— Job —
Return all lines that include the string "тарафыннан".
**** Excerpted data
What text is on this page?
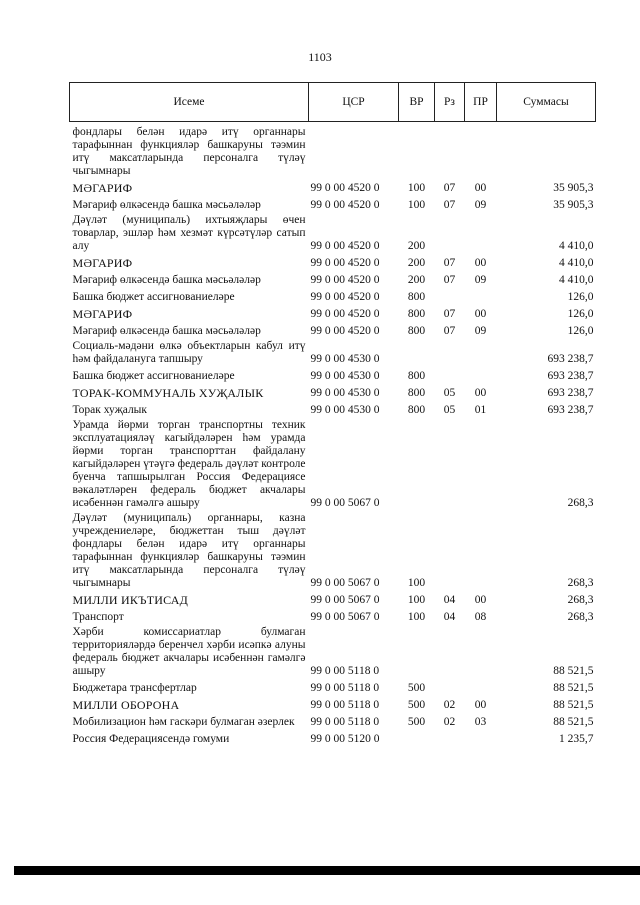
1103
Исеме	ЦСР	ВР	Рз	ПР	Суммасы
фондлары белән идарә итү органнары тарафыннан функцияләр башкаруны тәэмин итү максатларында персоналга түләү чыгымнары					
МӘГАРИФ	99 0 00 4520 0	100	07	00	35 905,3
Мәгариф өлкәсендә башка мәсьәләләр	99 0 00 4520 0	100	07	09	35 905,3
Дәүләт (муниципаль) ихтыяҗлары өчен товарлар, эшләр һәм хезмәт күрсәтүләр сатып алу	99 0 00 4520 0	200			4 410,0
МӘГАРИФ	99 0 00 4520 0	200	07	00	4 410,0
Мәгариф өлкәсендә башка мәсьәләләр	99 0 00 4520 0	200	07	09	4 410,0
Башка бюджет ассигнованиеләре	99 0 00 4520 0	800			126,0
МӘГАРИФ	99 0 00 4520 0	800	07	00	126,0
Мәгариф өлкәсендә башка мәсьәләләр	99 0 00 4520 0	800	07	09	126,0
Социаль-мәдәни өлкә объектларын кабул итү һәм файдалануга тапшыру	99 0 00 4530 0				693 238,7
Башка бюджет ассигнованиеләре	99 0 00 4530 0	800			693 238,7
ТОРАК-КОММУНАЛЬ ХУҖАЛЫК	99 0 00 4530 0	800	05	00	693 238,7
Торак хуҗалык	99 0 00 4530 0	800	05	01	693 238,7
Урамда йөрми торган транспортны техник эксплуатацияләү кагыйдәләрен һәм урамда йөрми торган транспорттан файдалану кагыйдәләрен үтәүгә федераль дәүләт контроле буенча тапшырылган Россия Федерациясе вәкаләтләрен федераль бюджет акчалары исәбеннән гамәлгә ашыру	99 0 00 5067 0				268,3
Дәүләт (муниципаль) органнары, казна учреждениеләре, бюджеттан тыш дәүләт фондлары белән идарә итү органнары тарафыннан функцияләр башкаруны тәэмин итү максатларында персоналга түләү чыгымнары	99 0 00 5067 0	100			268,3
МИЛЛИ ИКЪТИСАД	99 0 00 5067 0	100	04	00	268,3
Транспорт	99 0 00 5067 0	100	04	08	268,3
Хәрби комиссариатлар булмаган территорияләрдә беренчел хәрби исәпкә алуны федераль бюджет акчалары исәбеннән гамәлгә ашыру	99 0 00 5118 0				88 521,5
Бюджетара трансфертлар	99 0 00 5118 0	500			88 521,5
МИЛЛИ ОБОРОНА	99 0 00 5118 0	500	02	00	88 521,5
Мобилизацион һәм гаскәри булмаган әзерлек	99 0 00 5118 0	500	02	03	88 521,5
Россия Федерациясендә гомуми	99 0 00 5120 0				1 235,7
********
**** Excerpted data
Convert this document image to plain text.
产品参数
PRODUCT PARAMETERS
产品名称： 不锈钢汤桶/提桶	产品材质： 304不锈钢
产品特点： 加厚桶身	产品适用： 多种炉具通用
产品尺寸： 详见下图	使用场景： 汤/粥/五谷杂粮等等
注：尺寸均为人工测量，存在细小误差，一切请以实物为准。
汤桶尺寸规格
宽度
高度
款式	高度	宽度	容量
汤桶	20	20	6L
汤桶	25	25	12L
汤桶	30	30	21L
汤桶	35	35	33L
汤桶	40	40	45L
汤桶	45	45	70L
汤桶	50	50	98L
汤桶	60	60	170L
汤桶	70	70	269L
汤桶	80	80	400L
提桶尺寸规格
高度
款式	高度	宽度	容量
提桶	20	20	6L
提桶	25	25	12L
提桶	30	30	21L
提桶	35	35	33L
********
— Solution to the exercise —
фондлары белән идарә итү органнары тарафыннан функцияләр башкаруны тәэмин итү максатларында персоналга түләү чыгымнары					
Дәүләт (муниципаль) органнары, казна учреждениеләре, бюджеттан тыш дәүләт фондлары белән идарә итү органнары тарафыннан функцияләр башкаруны тәэмин итү максатларында персоналга түләү чыгымнары	99 0 00 5067 0	100			268,3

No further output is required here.